**Input rows**
■ ■ ■ ■ ■ ■ ■
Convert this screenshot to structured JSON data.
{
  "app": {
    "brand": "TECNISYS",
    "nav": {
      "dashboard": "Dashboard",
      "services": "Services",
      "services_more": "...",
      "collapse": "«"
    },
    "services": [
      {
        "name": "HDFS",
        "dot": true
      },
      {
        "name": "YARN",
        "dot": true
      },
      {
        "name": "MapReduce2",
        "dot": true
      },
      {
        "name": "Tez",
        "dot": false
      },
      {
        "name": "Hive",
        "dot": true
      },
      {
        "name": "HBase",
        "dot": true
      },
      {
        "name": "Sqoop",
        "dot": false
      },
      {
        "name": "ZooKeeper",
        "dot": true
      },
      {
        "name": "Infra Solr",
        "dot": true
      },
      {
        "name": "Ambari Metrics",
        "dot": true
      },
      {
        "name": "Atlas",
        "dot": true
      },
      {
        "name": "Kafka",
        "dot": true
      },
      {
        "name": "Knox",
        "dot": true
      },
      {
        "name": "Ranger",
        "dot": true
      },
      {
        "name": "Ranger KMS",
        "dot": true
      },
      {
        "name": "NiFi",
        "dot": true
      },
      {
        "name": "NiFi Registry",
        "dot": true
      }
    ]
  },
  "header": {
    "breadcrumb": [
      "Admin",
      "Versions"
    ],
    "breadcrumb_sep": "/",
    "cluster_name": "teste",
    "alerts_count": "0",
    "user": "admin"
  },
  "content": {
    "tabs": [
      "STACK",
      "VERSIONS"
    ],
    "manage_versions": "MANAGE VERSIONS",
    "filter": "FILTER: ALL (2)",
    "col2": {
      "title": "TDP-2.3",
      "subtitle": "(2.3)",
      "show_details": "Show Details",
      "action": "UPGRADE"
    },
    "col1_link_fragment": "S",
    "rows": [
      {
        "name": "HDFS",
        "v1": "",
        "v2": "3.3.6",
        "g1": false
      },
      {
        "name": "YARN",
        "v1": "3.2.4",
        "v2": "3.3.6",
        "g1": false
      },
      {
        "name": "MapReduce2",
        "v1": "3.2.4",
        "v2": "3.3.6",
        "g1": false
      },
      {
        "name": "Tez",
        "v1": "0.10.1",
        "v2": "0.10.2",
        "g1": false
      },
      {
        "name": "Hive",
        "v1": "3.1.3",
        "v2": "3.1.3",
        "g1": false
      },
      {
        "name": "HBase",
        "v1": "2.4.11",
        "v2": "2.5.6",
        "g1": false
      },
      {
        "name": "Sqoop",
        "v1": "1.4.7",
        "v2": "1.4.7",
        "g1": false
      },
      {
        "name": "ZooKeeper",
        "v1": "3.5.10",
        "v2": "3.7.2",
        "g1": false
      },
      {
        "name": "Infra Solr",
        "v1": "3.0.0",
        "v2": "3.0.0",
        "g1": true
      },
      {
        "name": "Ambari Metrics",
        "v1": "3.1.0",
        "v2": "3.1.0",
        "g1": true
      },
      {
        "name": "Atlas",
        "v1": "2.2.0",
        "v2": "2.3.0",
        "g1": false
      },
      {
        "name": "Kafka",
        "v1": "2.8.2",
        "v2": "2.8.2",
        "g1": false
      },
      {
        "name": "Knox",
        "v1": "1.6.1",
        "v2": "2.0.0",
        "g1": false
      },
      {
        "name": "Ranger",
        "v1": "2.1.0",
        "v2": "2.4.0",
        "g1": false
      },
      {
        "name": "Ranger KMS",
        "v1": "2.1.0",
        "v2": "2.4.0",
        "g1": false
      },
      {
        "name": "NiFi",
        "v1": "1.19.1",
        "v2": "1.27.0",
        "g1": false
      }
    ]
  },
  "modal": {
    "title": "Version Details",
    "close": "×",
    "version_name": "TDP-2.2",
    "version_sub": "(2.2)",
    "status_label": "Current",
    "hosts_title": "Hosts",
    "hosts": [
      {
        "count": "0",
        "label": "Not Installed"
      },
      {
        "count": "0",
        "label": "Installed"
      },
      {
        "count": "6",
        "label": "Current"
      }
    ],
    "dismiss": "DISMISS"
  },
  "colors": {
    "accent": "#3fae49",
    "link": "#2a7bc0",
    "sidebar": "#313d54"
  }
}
■ ■ ■ ■ ■ ■ ■
**Task requirements**
Each entry must be reproduced verbatim.

**Answer below**
Convert this screenshot to structured JSON data.
{
  "app": {
    "brand": "TECNISYS",
    "nav": {
      "dashboard": "Dashboard",
      "services": "Services",
      "services_more": "...",
      "collapse": "«"
    },
    "services": [
      {
        "name": "HDFS",
        "dot": true
      },
      {
        "name": "YARN",
        "dot": true
      },
      {
        "name": "MapReduce2",
        "dot": true
      },
      {
        "name": "Tez",
        "dot": false
      },
      {
        "name": "Hive",
        "dot": true
      },
      {
        "name": "HBase",
        "dot": true
      },
      {
        "name": "Sqoop",
        "dot": false
      },
      {
        "name": "ZooKeeper",
        "dot": true
      },
      {
        "name": "Infra Solr",
        "dot": true
      },
      {
        "name": "Ambari Metrics",
        "dot": true
      },
      {
        "name": "Atlas",
        "dot": true
      },
      {
        "name": "Kafka",
        "dot": true
      },
      {
        "name": "Knox",
        "dot": true
      },
      {
        "name": "Ranger",
        "dot": true
      },
      {
        "name": "Ranger KMS",
        "dot": true
      },
      {
        "name": "NiFi",
        "dot": true
      },
      {
        "name": "NiFi Registry",
        "dot": true
      }
    ]
  },
  "header": {
    "breadcrumb": [
      "Admin",
      "Versions"
    ],
    "breadcrumb_sep": "/",
    "cluster_name": "teste",
    "alerts_count": "0",
    "user": "admin"
  },
  "content": {
    "tabs": [
      "STACK",
      "VERSIONS"
    ],
    "manage_versions": "MANAGE VERSIONS",
    "filter": "FILTER: ALL (2)",
    "col2": {
      "title": "TDP-2.3",
      "subtitle": "(2.3)",
      "show_details": "Show Details",
      "action": "UPGRADE"
    },
    "col1_link_fragment": "S",
    "rows": [
      {
        "name": "HDFS",
        "v1": "",
        "v2": "3.3.6",
        "g1": false
      },
      {
        "name": "YARN",
        "v1": "3.2.4",
        "v2": "3.3.6",
        "g1": false
      },
      {
        "name": "MapReduce2",
        "v1": "3.2.4",
        "v2": "3.3.6",
        "g1": false
      },
      {
        "name": "Tez",
        "v1": "0.10.1",
        "v2": "0.10.2",
        "g1": false
      },
      {
        "name": "Hive",
        "v1": "3.1.3",
        "v2": "3.1.3",
        "g1": false
      },
      {
        "name": "HBase",
        "v1": "2.4.11",
        "v2": "2.5.6",
        "g1": false
      },
      {
        "name": "Sqoop",
        "v1": "1.4.7",
        "v2": "1.4.7",
        "g1": false
      },
      {
        "name": "ZooKeeper",
        "v1": "3.5.10",
        "v2": "3.7.2",
        "g1": false
      },
      {
        "name": "Infra Solr",
        "v1": "3.0.0",
        "v2": "3.0.0",
        "g1": true
      },
      {
        "name": "Ambari Metrics",
        "v1": "3.1.0",
        "v2": "3.1.0",
        "g1": true
      },
      {
        "name": "Atlas",
        "v1": "2.2.0",
        "v2": "2.3.0",
        "g1": false
      },
      {
        "name": "Kafka",
        "v1": "2.8.2",
        "v2": "2.8.2",
        "g1": false
      },
      {
        "name": "Knox",
        "v1": "1.6.1",
        "v2": "2.0.0",
        "g1": false
      },
      {
        "name": "Ranger",
        "v1": "2.1.0",
        "v2": "2.4.0",
        "g1": false
      },
      {
        "name": "Ranger KMS",
        "v1": "2.1.0",
        "v2": "2.4.0",
        "g1": false
      },
      {
        "name": "NiFi",
        "v1": "1.19.1",
        "v2": "1.27.0",
        "g1": false
      }
    ]
  },
  "modal": {
    "title": "Version Details",
    "close": "×",
    "version_name": "TDP-2.2",
    "version_sub": "(2.2)",
    "status_label": "Current",
    "hosts_title": "Hosts",
    "hosts": [
      {
        "count": "0",
        "label": "Not Installed"
      },
      {
        "count": "0",
        "label": "Installed"
      },
      {
        "count": "6",
        "label": "Current"
      }
    ],
    "dismiss": "DISMISS"
  },
  "colors": {
    "accent": "#3fae49",
    "link": "#2a7bc0",
    "sidebar": "#313d54"
  }
}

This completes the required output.